TASK TO CARRY OUT: Show each line from the listing that includes the word "الطرائف".

DATA SHOWN:
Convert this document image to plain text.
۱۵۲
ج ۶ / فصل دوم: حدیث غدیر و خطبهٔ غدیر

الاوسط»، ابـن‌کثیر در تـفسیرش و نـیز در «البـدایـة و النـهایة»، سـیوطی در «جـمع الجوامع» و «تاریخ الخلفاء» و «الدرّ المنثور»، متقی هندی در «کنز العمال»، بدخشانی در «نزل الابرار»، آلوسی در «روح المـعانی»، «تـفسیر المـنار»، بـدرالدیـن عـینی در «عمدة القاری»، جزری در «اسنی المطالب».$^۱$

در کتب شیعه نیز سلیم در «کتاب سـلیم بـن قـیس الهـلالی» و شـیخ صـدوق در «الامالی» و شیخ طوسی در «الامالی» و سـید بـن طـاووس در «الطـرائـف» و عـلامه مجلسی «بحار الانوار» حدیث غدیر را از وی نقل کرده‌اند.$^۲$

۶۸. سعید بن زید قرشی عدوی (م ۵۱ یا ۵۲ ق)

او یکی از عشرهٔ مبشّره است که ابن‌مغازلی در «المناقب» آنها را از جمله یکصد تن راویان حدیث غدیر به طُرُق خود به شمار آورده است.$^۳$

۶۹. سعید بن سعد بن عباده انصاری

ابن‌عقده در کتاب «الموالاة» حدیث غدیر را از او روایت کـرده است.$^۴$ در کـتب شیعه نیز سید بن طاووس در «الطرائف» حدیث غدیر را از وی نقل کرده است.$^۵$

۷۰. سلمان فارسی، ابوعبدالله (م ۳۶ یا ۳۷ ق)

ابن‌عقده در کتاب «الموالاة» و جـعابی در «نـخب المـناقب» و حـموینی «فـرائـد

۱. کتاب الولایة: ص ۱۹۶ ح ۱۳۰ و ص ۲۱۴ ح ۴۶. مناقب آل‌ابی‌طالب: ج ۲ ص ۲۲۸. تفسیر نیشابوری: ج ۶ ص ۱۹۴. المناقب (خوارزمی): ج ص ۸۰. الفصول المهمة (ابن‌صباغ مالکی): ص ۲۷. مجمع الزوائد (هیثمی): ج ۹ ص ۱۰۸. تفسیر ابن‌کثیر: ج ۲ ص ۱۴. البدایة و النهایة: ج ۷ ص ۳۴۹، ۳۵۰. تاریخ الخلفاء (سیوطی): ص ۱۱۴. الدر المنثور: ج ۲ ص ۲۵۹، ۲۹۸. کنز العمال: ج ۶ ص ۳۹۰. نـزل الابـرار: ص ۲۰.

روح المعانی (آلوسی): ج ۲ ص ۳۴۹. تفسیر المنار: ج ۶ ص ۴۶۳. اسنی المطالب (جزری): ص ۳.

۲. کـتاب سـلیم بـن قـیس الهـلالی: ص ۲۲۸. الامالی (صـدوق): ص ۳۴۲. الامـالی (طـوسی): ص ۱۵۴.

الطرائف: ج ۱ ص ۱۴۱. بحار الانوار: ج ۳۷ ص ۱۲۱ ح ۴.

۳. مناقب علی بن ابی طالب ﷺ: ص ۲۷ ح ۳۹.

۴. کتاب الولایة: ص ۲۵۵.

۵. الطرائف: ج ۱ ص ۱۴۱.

SOLUTION:
ابن‌عقده در کتاب «الموالاة» حدیث غدیر را از او روایت کـرده است.$^۴$ در کـتب شیعه نیز سید بن طاووس در «الطرائف» حدیث غدیر را از وی نقل کرده است.$^۵$
الطرائف: ج ۱ ص ۱۴۱. بحار الانوار: ج ۳۷ ص ۱۲۱ ح ۴.
۵. الطرائف: ج ۱ ص ۱۴۱.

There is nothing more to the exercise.